» **Direction**
Which lines in the data below contain the string "SELETIVO"? Return each of them.

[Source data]
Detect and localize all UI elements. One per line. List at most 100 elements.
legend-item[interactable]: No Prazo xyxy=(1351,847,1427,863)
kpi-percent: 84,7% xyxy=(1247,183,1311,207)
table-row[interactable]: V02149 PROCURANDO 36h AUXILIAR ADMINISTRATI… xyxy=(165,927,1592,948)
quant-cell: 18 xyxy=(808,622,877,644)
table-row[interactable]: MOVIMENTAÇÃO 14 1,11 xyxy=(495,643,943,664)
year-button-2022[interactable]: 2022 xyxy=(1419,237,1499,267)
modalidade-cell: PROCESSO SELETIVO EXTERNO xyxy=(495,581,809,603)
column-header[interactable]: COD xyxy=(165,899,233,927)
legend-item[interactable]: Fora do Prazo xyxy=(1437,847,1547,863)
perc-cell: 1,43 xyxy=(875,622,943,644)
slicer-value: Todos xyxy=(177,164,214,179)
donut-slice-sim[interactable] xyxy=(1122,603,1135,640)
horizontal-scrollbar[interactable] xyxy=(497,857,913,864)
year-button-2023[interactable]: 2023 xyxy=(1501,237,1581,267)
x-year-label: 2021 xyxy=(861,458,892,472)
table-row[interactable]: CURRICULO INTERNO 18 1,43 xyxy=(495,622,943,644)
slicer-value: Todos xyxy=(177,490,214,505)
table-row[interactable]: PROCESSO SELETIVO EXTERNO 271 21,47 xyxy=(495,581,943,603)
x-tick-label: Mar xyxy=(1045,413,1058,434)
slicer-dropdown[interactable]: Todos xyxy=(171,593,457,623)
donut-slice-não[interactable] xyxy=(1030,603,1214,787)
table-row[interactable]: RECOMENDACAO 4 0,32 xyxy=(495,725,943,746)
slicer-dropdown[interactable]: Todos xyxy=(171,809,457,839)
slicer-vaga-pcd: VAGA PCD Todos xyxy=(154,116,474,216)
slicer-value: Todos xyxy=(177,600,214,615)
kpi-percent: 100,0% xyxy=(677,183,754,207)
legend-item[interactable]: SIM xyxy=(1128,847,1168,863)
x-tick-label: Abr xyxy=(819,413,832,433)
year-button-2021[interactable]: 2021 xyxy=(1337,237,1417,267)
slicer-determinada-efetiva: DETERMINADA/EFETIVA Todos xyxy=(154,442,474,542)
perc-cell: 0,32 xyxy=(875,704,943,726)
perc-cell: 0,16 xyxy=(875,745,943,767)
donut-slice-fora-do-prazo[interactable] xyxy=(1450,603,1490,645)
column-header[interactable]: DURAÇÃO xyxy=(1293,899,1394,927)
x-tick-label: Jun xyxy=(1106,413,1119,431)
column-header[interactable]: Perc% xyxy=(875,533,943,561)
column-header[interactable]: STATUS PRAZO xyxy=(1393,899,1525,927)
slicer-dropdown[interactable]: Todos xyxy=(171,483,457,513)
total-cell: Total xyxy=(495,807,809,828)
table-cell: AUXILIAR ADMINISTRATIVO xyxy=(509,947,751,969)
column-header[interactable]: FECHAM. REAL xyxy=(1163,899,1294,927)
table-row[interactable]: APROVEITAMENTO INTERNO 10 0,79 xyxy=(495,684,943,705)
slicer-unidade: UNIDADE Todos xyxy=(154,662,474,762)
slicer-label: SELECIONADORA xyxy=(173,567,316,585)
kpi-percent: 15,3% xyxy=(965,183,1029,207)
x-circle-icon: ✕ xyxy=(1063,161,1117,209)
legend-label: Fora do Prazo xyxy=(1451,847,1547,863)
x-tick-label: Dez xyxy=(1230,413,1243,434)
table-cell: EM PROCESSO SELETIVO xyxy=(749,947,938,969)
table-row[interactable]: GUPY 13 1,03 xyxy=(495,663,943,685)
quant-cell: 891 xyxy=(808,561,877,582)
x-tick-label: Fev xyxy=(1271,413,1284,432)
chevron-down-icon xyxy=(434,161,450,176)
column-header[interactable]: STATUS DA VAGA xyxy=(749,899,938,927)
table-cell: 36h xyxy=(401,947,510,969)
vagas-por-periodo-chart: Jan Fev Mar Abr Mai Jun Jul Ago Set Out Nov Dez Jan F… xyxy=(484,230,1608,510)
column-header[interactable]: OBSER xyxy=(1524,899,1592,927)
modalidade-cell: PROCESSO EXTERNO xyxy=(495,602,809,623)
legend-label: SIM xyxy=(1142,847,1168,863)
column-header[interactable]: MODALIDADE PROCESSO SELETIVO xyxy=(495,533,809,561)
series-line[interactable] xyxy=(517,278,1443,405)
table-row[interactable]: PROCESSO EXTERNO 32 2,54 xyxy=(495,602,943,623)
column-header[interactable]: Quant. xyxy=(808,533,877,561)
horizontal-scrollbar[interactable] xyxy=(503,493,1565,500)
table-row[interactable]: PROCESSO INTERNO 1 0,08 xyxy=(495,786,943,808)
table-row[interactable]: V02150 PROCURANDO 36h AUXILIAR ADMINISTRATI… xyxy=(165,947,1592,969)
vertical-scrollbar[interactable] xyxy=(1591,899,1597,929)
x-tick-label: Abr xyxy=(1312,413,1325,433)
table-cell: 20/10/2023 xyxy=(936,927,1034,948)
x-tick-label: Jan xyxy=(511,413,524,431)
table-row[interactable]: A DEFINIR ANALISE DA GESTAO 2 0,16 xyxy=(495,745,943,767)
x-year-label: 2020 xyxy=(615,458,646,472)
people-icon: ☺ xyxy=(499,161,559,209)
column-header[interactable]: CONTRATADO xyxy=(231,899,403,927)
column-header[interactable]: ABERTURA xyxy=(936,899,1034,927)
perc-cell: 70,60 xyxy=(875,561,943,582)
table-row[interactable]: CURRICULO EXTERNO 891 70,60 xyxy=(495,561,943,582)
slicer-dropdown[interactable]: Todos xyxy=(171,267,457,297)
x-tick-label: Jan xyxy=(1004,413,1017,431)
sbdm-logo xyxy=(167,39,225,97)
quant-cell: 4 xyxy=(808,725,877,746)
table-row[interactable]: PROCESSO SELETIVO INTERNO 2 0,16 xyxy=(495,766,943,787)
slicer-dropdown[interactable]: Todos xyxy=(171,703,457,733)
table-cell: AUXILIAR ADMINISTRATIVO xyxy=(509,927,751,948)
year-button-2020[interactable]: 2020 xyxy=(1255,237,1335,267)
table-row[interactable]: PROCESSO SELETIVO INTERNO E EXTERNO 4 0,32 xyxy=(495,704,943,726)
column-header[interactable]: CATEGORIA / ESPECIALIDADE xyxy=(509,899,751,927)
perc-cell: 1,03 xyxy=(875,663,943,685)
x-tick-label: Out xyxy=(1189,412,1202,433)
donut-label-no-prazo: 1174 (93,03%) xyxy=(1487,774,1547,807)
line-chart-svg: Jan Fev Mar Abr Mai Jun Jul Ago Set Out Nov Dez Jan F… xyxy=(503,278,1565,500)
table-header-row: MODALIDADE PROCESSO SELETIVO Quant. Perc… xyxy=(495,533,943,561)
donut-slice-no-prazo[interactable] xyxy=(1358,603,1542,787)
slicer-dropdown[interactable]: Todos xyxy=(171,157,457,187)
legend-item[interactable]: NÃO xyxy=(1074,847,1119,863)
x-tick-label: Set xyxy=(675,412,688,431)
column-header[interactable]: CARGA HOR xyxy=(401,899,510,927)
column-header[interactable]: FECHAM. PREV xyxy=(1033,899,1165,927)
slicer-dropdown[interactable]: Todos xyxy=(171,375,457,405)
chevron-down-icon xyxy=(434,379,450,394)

» **Written answer**
modalidade-cell: PROCESSO SELETIVO EXTERNO xyxy=(495,581,809,603)
table-row[interactable]: PROCESSO SELETIVO EXTERNO 271 21,47 xyxy=(495,581,943,603)
table-cell: EM PROCESSO SELETIVO xyxy=(749,947,938,969)
column-header[interactable]: MODALIDADE PROCESSO SELETIVO xyxy=(495,533,809,561)
table-row[interactable]: PROCESSO SELETIVO INTERNO 2 0,16 xyxy=(495,766,943,787)
table-row[interactable]: PROCESSO SELETIVO INTERNO E EXTERNO 4 0,32 xyxy=(495,704,943,726)
table-header-row: MODALIDADE PROCESSO SELETIVO Quant. Perc… xyxy=(495,533,943,561)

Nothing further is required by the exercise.